Items from a data source:
──────

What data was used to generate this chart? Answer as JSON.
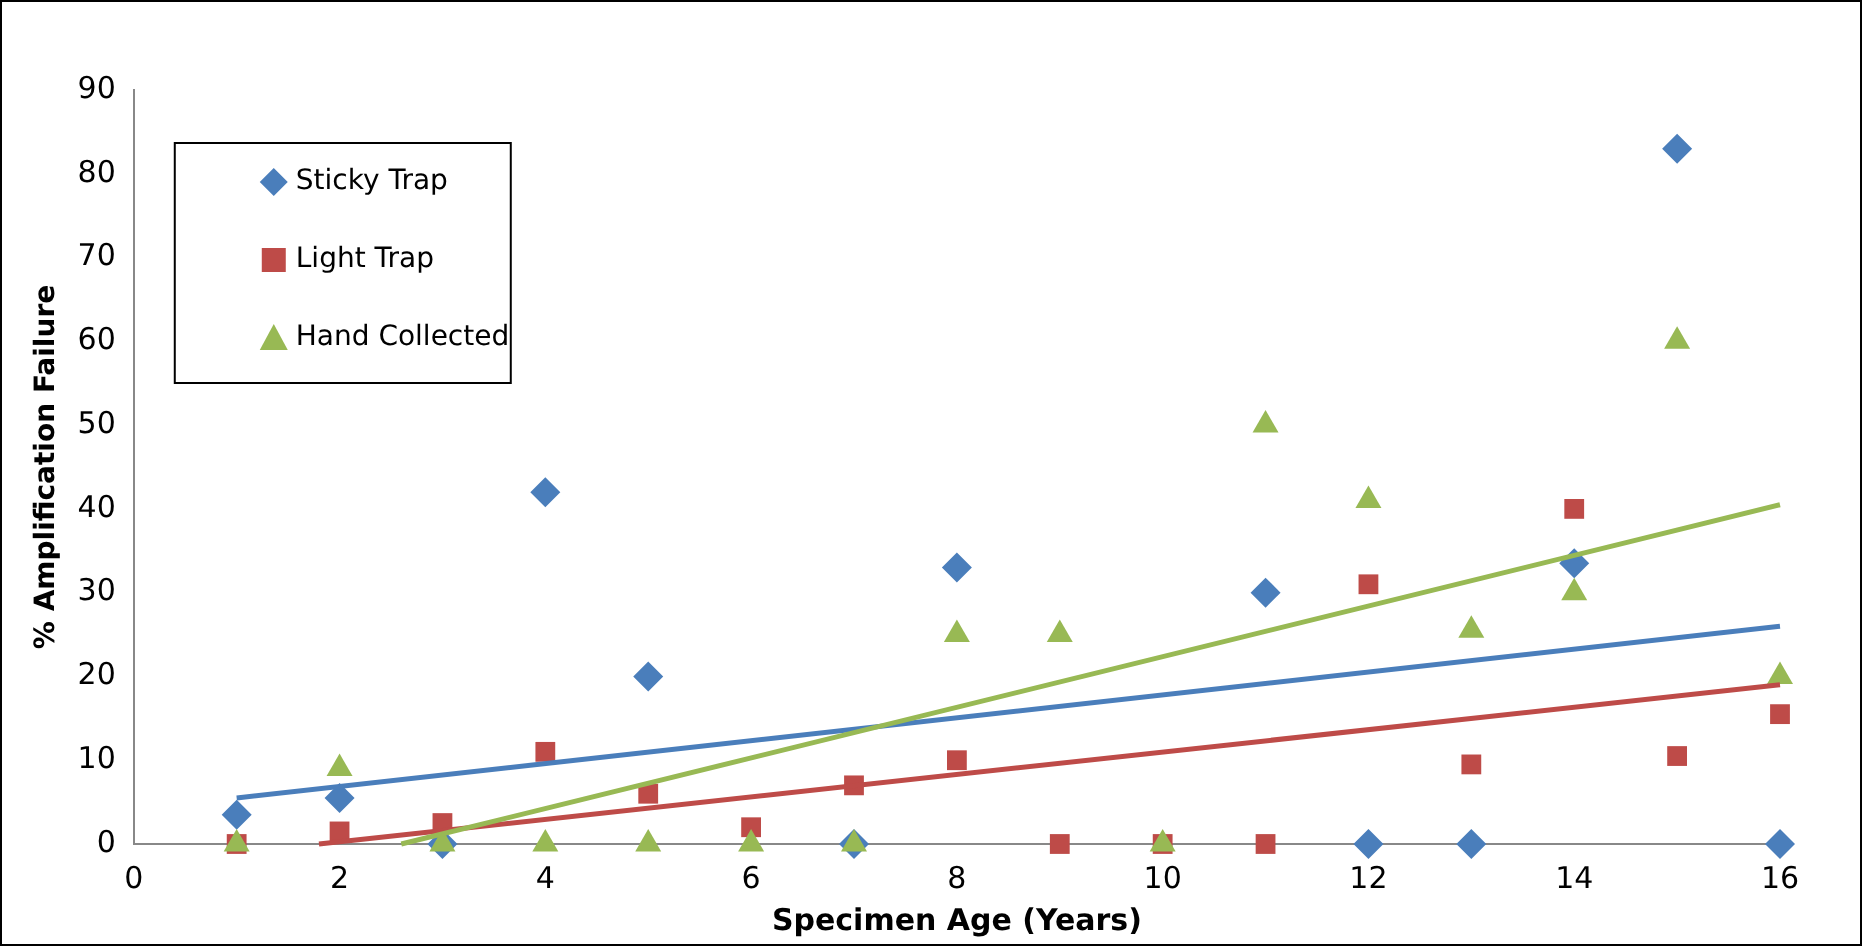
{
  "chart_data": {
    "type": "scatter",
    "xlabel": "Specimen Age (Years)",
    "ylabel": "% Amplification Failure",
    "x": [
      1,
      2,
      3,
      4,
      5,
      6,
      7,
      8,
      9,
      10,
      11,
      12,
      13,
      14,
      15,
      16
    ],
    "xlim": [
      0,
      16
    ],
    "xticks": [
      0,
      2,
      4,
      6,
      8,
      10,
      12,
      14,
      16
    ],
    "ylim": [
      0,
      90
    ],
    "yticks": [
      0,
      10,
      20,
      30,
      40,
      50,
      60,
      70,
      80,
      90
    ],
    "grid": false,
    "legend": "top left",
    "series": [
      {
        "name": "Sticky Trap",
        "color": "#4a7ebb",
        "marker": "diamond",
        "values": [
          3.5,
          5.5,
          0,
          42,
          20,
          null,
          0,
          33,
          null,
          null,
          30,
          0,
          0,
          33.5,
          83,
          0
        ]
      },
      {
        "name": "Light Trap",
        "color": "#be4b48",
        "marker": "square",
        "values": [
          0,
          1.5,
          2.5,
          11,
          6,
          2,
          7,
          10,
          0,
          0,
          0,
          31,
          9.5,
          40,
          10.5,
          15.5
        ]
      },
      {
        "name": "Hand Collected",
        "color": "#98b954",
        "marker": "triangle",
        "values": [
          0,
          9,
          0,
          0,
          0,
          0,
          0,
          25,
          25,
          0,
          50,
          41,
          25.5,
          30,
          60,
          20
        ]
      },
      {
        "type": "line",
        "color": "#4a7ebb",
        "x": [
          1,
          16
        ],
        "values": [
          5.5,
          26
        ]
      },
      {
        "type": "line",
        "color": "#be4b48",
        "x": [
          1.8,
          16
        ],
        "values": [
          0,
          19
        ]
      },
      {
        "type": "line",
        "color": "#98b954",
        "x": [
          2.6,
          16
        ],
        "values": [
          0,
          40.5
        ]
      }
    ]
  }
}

──────

- _PROBLEM DESCRIPTION_: The records above should be reproduced exactly, with no pictures included.

- _SOLUTION BELOW_:
What data was used to generate this chart? Answer as JSON.
{
  "chart_data": {
    "type": "scatter",
    "xlabel": "Specimen Age (Years)",
    "ylabel": "% Amplification Failure",
    "x": [
      1,
      2,
      3,
      4,
      5,
      6,
      7,
      8,
      9,
      10,
      11,
      12,
      13,
      14,
      15,
      16
    ],
    "xlim": [
      0,
      16
    ],
    "xticks": [
      0,
      2,
      4,
      6,
      8,
      10,
      12,
      14,
      16
    ],
    "ylim": [
      0,
      90
    ],
    "yticks": [
      0,
      10,
      20,
      30,
      40,
      50,
      60,
      70,
      80,
      90
    ],
    "grid": false,
    "legend": "top left",
    "series": [
      {
        "name": "Sticky Trap",
        "color": "#4a7ebb",
        "marker": "diamond",
        "values": [
          3.5,
          5.5,
          0,
          42,
          20,
          null,
          0,
          33,
          null,
          null,
          30,
          0,
          0,
          33.5,
          83,
          0
        ]
      },
      {
        "name": "Light Trap",
        "color": "#be4b48",
        "marker": "square",
        "values": [
          0,
          1.5,
          2.5,
          11,
          6,
          2,
          7,
          10,
          0,
          0,
          0,
          31,
          9.5,
          40,
          10.5,
          15.5
        ]
      },
      {
        "name": "Hand Collected",
        "color": "#98b954",
        "marker": "triangle",
        "values": [
          0,
          9,
          0,
          0,
          0,
          0,
          0,
          25,
          25,
          0,
          50,
          41,
          25.5,
          30,
          60,
          20
        ]
      },
      {
        "type": "line",
        "color": "#4a7ebb",
        "x": [
          1,
          16
        ],
        "values": [
          5.5,
          26
        ]
      },
      {
        "type": "line",
        "color": "#be4b48",
        "x": [
          1.8,
          16
        ],
        "values": [
          0,
          19
        ]
      },
      {
        "type": "line",
        "color": "#98b954",
        "x": [
          2.6,
          16
        ],
        "values": [
          0,
          40.5
        ]
      }
    ]
  }
}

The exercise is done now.